Tally the lines containing the word "Lawrence" and give the total alone.

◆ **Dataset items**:
☆ ☆ ☆ ☆ ☆

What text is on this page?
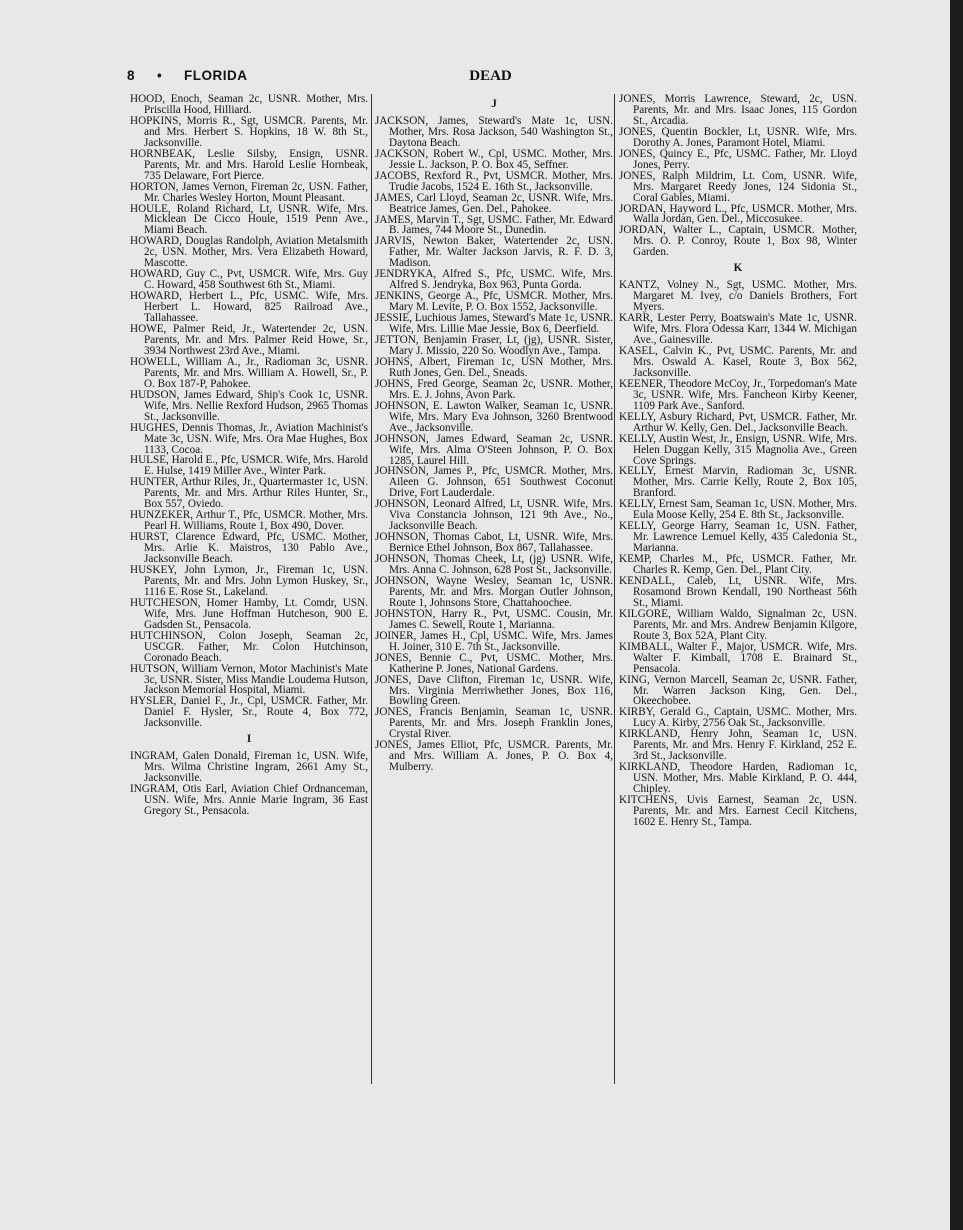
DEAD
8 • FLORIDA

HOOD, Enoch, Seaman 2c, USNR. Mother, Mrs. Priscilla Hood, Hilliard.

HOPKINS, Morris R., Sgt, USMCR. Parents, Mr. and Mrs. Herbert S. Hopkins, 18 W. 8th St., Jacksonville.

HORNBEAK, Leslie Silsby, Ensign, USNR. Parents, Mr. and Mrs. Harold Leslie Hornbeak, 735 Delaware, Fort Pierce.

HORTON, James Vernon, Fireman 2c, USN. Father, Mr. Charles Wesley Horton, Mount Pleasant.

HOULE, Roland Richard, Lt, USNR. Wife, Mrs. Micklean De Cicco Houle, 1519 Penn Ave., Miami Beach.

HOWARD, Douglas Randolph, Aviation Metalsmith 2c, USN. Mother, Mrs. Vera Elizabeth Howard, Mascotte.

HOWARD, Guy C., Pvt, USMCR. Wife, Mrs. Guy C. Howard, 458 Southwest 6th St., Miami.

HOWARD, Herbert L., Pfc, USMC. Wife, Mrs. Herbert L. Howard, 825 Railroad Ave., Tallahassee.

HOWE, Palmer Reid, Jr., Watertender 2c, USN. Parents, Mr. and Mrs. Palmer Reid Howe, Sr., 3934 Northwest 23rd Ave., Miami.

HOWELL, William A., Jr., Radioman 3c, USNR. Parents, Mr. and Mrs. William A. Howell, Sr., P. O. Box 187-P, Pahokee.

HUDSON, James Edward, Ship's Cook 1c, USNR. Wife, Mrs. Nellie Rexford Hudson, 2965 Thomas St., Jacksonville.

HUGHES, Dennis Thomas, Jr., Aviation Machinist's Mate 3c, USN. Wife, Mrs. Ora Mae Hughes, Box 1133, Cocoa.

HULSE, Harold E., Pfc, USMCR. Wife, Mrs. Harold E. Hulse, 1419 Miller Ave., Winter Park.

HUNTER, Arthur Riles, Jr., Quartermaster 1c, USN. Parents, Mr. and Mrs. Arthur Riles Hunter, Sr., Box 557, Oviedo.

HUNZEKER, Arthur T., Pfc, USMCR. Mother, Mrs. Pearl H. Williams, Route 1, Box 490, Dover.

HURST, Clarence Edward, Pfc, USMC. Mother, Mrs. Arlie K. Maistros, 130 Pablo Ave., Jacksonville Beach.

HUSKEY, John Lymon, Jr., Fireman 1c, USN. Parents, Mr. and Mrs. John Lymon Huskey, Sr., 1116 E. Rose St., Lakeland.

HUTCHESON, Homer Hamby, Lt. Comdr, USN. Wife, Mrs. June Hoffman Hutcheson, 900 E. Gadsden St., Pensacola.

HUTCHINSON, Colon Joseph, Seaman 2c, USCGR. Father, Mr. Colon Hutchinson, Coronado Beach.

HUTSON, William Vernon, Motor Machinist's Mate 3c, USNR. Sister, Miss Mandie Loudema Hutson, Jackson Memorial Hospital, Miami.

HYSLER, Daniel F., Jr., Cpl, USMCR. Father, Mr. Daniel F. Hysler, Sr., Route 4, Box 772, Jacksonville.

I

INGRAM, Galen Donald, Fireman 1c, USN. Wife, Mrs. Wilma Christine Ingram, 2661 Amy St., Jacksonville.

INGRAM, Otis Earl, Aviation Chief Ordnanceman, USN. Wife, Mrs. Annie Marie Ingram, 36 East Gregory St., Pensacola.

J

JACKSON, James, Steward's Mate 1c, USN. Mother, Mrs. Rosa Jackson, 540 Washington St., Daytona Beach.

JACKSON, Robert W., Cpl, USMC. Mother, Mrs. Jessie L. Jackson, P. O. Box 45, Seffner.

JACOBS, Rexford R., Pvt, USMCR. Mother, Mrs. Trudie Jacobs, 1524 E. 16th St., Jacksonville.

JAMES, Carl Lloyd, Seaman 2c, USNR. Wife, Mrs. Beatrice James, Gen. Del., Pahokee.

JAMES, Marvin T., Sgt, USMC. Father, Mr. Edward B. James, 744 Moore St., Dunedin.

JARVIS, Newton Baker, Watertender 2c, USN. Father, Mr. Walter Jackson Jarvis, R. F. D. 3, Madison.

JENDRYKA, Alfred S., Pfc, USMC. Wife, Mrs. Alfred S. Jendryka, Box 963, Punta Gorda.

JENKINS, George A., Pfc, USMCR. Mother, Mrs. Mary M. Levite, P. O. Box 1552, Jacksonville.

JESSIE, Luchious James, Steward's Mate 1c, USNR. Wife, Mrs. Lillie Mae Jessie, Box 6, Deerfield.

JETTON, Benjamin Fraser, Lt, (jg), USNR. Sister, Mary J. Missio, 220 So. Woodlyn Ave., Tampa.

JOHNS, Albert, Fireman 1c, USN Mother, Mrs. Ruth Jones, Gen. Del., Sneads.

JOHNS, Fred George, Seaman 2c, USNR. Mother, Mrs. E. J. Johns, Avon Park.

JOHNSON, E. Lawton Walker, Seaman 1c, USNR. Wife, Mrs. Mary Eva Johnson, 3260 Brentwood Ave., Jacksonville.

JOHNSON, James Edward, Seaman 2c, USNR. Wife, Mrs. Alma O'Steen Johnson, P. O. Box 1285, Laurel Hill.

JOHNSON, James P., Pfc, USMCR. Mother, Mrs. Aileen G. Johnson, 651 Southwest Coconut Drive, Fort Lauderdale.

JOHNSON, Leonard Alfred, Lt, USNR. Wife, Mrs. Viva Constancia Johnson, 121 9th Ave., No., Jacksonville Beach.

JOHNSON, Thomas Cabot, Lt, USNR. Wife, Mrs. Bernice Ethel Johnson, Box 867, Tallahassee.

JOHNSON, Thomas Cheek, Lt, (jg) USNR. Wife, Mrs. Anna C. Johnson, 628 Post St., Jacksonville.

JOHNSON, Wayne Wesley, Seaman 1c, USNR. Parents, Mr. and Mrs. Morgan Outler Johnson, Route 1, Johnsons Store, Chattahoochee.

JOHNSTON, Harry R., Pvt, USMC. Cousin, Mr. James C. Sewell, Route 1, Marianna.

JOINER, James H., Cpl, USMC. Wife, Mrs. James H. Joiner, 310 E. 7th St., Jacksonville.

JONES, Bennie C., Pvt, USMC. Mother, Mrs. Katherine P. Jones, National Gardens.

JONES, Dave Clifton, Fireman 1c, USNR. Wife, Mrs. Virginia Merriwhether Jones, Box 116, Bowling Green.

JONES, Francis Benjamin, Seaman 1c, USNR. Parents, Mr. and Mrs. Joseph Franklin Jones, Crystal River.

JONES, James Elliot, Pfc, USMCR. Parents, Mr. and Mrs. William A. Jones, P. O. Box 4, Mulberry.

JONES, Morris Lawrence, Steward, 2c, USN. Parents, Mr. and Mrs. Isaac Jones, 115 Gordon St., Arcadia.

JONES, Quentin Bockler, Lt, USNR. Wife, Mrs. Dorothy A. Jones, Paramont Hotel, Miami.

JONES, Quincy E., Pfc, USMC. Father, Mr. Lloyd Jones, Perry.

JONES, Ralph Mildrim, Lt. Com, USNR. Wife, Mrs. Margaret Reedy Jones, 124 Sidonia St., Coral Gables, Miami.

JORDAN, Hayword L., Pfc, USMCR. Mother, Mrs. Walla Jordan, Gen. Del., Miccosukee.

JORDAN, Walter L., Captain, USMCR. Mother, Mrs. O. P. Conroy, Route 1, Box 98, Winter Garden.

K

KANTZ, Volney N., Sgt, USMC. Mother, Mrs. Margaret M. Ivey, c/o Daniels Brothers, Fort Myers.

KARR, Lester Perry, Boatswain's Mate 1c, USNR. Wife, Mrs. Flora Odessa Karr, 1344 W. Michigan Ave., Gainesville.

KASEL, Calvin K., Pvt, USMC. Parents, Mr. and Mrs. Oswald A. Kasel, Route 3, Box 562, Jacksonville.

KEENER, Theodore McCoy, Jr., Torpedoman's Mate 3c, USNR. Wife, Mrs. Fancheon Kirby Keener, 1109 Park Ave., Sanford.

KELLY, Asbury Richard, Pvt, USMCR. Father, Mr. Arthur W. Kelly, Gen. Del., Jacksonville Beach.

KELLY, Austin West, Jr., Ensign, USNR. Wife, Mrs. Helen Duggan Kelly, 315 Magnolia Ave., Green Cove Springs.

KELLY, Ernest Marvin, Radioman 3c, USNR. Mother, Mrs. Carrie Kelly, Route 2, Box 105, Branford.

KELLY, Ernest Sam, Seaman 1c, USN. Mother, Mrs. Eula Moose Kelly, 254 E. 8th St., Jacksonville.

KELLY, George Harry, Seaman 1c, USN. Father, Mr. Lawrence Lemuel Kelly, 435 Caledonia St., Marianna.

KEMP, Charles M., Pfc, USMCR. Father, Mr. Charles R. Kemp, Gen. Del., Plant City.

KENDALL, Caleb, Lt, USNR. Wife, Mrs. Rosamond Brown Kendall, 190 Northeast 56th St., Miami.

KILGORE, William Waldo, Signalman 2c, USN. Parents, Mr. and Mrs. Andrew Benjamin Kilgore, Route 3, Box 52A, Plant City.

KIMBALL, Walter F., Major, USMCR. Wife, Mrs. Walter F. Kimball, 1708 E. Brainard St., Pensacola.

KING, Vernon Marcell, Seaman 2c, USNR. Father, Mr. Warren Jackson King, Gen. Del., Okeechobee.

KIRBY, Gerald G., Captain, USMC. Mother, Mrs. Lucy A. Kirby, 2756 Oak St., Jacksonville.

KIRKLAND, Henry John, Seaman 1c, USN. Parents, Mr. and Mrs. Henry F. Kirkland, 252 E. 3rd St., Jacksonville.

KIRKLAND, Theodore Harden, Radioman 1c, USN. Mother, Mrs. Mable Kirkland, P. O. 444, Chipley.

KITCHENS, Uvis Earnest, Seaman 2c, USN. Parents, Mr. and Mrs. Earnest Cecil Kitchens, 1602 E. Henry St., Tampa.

☆ ☆ ☆ ☆ ☆

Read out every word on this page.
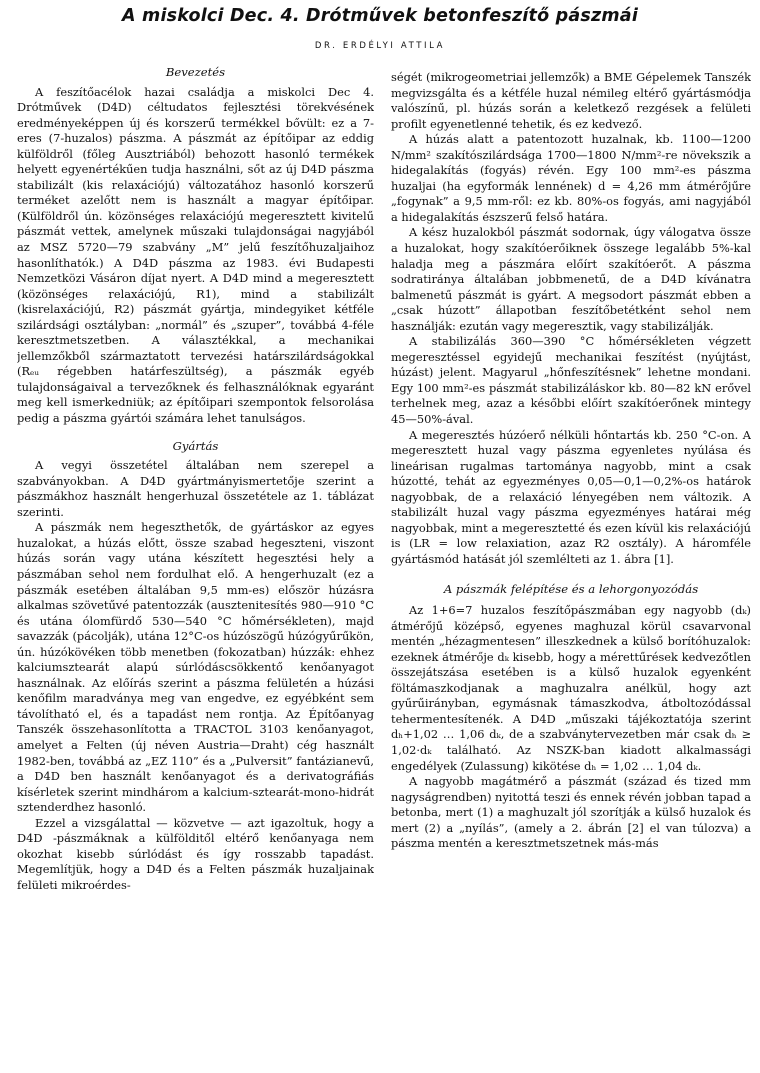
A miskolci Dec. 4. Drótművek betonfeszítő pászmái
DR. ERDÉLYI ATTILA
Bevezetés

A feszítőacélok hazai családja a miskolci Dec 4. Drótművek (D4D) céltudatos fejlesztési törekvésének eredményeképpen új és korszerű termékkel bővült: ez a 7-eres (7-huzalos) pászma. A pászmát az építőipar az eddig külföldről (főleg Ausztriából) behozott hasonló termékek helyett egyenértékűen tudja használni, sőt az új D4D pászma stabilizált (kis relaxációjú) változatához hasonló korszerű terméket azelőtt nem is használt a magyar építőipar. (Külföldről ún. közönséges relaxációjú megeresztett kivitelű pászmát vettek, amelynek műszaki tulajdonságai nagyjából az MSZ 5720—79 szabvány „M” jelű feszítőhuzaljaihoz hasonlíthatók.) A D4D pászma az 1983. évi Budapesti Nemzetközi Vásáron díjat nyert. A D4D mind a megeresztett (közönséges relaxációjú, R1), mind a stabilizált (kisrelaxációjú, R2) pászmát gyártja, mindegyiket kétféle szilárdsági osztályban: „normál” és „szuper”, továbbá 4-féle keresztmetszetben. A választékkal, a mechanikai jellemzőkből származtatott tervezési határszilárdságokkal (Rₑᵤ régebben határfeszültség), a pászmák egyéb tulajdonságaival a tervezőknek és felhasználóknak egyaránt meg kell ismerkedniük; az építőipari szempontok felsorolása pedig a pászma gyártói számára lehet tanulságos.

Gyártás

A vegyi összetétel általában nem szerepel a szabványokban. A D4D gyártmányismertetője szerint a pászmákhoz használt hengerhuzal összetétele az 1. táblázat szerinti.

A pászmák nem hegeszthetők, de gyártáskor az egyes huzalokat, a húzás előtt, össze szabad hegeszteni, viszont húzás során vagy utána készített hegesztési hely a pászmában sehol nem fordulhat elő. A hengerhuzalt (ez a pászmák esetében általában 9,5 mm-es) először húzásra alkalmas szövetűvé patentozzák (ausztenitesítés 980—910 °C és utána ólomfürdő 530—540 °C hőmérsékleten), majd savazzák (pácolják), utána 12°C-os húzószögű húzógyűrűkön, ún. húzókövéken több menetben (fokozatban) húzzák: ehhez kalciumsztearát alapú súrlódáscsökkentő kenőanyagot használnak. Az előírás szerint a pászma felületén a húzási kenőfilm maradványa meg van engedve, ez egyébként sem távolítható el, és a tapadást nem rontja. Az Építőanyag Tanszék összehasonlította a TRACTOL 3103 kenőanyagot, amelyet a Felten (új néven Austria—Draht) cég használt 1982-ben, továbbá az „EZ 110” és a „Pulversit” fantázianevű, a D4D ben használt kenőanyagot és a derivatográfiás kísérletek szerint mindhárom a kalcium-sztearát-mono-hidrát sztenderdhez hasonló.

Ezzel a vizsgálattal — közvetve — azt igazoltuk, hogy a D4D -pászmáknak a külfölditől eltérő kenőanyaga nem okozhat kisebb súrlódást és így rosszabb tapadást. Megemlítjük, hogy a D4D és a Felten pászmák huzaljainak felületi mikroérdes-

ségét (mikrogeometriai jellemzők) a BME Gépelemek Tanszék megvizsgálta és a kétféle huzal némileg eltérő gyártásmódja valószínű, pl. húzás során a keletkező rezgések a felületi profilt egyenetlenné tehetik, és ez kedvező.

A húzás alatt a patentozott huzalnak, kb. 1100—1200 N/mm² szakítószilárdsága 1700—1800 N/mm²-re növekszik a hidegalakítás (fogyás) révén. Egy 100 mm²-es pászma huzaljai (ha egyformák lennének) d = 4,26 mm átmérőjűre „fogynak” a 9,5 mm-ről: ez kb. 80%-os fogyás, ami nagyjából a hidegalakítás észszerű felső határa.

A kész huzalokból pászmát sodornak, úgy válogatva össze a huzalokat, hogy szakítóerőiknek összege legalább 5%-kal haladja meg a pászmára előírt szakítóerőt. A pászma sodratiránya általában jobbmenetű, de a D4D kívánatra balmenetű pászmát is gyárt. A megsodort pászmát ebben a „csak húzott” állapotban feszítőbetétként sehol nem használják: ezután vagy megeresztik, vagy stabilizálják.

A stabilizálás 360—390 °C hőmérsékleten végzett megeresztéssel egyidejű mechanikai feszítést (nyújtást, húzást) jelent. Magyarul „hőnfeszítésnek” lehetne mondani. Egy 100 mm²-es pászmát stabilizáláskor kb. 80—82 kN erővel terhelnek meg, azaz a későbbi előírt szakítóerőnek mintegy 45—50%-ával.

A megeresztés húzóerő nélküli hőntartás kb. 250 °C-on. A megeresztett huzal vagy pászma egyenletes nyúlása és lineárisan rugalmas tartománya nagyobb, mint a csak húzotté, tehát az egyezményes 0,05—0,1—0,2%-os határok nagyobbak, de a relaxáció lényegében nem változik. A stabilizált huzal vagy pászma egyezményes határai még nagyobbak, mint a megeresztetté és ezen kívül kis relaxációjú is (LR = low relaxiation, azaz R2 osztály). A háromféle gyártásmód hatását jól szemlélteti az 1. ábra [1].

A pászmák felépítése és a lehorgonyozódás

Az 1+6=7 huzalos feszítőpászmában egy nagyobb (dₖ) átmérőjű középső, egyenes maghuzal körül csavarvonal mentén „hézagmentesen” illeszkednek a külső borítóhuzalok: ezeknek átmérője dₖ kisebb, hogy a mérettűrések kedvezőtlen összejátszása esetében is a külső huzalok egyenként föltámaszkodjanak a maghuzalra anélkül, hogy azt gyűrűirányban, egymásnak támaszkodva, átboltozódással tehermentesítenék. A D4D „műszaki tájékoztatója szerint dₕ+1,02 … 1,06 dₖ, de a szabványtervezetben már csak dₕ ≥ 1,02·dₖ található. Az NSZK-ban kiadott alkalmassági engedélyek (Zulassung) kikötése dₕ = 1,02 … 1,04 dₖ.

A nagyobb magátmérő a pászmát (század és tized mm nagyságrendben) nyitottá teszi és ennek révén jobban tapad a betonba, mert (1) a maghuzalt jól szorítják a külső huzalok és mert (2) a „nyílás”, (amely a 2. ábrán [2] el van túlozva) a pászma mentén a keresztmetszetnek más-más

☆ ☆ ☆ ☆ ☆

◆ **WORKED ANSWER**: 2